Restate, word for word, every line of the data.
---------- Records
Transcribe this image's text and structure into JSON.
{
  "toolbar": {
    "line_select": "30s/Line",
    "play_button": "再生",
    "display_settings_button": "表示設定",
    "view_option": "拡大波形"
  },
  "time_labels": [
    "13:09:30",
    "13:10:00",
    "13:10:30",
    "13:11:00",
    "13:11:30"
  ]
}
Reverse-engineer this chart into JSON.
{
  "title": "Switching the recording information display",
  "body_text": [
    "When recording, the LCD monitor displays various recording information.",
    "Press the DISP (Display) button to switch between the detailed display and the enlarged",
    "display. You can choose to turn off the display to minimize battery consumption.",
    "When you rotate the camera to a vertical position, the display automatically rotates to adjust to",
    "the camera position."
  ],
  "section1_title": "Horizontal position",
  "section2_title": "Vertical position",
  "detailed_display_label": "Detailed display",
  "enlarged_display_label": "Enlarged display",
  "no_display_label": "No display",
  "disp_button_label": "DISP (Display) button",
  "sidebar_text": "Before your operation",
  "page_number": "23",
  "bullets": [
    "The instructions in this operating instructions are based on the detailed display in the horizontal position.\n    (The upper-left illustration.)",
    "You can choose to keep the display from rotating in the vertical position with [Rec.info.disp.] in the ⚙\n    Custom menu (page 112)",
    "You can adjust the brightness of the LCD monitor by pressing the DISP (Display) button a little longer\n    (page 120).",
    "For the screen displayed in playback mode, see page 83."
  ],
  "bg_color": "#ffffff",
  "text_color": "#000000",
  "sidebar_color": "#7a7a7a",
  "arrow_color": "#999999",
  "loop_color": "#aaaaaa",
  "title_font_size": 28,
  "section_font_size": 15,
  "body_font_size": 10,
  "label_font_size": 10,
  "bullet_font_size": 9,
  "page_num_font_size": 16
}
--------------------
→ **Response**:
Transcribe this image's text and structure into JSON.
{
  "toolbar": {
    "line_select": "30s/Line",
    "play_button": "再生",
    "display_settings_button": "表示設定",
    "view_option": "拡大波形"
  },
  "time_labels": [
    "13:09:30",
    "13:10:00",
    "13:10:30",
    "13:11:00",
    "13:11:30"
  ]
}
Reverse-engineer this chart into JSON.
{
  "title": "Switching the recording information display",
  "body_text": [
    "When recording, the LCD monitor displays various recording information.",
    "Press the DISP (Display) button to switch between the detailed display and the enlarged",
    "display. You can choose to turn off the display to minimize battery consumption.",
    "When you rotate the camera to a vertical position, the display automatically rotates to adjust to",
    "the camera position."
  ],
  "section1_title": "Horizontal position",
  "section2_title": "Vertical position",
  "detailed_display_label": "Detailed display",
  "enlarged_display_label": "Enlarged display",
  "no_display_label": "No display",
  "disp_button_label": "DISP (Display) button",
  "sidebar_text": "Before your operation",
  "page_number": "23",
  "bullets": [
    "The instructions in this operating instructions are based on the detailed display in the horizontal position.\n    (The upper-left illustration.)",
    "You can choose to keep the display from rotating in the vertical position with [Rec.info.disp.] in the ⚙\n    Custom menu (page 112)",
    "You can adjust the brightness of the LCD monitor by pressing the DISP (Display) button a little longer\n    (page 120).",
    "For the screen displayed in playback mode, see page 83."
  ],
  "bg_color": "#ffffff",
  "text_color": "#000000",
  "sidebar_color": "#7a7a7a",
  "arrow_color": "#999999",
  "loop_color": "#aaaaaa",
  "title_font_size": 28,
  "section_font_size": 15,
  "body_font_size": 10,
  "label_font_size": 10,
  "bullet_font_size": 9,
  "page_num_font_size": 16
}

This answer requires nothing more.